What is asked =>
Print the stretch of the records from the start through the line containing "272, 80, 289]", reproducing every line verbatim.

Input material =>

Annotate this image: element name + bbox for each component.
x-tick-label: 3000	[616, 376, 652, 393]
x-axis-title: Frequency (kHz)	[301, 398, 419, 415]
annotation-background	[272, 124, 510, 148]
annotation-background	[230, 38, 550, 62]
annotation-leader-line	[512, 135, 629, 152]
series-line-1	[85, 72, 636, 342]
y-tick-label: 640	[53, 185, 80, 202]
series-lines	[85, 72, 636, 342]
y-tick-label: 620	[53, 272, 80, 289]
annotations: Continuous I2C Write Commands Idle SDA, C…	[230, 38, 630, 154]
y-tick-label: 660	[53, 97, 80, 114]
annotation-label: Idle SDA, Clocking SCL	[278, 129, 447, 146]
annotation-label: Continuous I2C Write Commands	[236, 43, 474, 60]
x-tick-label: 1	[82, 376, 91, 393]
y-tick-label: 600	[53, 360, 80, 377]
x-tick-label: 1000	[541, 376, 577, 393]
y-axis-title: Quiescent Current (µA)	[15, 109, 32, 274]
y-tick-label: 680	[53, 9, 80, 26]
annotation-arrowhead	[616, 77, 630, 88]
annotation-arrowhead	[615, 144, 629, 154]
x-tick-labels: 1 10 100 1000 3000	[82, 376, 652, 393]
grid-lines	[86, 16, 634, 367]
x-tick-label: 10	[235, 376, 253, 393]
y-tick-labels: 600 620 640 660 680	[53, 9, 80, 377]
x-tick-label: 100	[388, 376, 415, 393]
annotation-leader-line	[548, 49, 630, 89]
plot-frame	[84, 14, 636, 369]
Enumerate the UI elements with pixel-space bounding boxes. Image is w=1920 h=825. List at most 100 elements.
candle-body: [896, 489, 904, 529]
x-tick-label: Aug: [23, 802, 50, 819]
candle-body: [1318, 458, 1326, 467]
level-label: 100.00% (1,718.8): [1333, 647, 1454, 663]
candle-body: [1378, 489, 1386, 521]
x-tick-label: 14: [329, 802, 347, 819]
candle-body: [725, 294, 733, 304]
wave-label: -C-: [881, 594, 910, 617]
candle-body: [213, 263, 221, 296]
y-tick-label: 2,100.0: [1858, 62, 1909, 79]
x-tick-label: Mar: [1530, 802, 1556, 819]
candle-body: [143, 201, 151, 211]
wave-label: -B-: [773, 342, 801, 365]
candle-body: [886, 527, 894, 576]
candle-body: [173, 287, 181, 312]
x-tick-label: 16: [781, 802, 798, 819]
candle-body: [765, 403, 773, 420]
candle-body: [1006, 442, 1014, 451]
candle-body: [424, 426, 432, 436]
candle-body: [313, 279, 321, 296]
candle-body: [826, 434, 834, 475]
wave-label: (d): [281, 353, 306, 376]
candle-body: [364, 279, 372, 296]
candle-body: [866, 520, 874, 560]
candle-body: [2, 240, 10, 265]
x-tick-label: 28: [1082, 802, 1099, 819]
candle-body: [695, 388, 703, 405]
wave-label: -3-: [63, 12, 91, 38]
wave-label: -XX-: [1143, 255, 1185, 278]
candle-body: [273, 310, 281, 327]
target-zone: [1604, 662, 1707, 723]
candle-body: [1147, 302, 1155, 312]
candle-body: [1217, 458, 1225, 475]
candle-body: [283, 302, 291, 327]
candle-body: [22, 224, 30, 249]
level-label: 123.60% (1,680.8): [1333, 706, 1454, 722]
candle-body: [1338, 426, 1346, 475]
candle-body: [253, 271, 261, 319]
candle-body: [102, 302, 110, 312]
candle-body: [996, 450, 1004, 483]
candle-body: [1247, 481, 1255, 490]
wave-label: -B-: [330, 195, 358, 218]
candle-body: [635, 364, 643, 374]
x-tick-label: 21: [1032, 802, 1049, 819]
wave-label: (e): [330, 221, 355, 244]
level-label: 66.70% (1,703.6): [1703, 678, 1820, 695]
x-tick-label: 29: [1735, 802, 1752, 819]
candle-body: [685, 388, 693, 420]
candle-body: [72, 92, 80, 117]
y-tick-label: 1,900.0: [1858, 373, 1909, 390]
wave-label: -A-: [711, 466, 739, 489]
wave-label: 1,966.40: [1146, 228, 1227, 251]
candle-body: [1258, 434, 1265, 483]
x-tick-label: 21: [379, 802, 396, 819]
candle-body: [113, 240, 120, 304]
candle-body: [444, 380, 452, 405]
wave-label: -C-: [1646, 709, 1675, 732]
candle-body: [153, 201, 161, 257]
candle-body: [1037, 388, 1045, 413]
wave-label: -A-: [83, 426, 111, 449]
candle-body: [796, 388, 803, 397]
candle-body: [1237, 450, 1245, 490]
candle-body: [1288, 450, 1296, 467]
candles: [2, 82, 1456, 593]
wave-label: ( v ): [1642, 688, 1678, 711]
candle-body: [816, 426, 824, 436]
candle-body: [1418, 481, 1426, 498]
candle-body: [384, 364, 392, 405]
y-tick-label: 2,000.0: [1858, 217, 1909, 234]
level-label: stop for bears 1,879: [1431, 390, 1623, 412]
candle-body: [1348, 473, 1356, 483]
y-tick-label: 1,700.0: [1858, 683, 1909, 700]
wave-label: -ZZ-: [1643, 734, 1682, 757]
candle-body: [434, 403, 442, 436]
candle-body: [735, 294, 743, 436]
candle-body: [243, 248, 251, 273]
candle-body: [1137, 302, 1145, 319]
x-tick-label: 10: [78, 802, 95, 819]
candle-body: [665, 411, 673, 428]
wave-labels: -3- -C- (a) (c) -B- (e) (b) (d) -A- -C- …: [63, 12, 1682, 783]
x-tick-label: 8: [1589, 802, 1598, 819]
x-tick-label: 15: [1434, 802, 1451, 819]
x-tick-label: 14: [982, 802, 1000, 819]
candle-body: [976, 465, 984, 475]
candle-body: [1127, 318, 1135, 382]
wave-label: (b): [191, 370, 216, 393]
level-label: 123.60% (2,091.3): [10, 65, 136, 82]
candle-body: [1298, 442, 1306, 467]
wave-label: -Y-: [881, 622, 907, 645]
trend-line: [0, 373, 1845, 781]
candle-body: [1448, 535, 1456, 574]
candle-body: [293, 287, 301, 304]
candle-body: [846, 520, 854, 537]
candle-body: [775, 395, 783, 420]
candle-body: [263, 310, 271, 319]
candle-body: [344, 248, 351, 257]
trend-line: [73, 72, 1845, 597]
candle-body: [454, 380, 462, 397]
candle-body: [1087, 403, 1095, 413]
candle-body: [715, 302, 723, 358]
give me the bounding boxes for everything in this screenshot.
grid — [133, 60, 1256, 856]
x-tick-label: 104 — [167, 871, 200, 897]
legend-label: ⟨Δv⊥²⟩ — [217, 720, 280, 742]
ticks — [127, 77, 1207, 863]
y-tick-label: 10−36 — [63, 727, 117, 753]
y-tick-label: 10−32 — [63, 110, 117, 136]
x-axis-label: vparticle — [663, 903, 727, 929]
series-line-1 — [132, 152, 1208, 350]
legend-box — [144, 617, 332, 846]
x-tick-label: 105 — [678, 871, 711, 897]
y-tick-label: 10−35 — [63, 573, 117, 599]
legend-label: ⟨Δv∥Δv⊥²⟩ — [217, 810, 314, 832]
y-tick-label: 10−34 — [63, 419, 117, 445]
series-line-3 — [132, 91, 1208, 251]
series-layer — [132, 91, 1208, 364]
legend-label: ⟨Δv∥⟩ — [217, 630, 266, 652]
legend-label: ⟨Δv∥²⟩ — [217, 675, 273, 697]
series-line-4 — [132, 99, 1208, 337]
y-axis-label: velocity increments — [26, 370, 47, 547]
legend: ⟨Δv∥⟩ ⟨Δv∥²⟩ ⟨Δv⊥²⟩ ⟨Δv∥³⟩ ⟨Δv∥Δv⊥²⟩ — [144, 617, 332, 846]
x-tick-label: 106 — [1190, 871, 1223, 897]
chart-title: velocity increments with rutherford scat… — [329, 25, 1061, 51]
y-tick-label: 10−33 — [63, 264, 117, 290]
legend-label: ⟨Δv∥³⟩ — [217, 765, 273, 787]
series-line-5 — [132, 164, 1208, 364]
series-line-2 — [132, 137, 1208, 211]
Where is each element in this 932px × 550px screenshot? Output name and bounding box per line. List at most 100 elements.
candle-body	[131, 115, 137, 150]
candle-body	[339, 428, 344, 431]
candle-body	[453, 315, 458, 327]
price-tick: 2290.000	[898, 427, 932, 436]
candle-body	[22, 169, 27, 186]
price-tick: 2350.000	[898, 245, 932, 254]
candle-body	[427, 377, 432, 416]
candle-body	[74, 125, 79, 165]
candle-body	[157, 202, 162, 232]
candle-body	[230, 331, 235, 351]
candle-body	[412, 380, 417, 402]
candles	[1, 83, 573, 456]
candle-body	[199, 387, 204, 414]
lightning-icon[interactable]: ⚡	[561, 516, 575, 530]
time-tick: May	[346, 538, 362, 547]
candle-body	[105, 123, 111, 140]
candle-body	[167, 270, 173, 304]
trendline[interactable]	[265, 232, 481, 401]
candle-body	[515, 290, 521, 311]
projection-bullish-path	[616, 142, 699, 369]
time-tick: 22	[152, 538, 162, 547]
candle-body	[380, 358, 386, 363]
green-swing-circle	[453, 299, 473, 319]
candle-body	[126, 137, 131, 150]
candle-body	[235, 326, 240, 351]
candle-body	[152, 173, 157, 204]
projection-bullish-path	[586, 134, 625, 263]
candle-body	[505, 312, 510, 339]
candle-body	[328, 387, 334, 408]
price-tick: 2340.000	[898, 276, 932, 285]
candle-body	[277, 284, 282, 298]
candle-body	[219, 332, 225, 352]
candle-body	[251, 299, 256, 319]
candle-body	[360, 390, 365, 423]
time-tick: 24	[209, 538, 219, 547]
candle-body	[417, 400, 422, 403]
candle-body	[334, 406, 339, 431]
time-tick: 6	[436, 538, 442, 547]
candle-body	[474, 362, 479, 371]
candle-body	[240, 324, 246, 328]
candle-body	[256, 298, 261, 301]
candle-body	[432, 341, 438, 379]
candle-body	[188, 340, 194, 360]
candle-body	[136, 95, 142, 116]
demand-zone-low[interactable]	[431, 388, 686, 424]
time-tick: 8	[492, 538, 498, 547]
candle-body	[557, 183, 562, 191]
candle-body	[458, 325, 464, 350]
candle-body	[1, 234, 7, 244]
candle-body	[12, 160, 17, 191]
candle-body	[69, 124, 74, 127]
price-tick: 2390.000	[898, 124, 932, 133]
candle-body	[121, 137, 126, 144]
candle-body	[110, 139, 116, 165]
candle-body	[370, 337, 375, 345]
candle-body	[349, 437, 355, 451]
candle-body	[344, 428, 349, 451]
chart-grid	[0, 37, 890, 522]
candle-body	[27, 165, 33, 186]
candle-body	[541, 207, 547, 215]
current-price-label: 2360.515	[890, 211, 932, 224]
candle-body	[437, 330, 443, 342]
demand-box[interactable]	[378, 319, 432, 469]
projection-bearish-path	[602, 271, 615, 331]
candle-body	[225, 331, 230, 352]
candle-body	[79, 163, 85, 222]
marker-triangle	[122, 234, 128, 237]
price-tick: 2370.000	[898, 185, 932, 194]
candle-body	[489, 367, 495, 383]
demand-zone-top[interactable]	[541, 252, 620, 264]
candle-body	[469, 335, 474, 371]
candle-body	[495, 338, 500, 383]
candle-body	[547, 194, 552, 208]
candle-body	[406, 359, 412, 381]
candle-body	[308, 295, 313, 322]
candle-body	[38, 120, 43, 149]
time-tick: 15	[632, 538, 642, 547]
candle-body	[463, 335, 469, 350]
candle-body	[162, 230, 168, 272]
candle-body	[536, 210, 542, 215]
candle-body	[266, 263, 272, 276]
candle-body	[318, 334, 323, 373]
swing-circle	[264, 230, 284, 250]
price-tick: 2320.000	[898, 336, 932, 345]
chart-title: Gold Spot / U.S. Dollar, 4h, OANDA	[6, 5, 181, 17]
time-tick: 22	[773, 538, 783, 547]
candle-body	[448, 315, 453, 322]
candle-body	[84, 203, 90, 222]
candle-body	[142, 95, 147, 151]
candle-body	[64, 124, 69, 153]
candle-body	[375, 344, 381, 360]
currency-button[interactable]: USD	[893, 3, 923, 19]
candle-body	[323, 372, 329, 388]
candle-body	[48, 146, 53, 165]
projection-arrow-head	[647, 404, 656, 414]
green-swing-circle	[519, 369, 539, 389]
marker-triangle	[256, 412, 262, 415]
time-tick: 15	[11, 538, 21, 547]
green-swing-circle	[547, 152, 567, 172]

Answer below =>
Annotate this image: element name + bbox for each component.
x-tick-label: 3000	[616, 376, 652, 393]
x-axis-title: Frequency (kHz)	[301, 398, 419, 415]
annotation-background	[272, 124, 510, 148]
annotation-background	[230, 38, 550, 62]
annotation-leader-line	[512, 135, 629, 152]
series-line-1	[85, 72, 636, 342]
y-tick-label: 640	[53, 185, 80, 202]
series-lines	[85, 72, 636, 342]
y-tick-label: 620	[53, 272, 80, 289]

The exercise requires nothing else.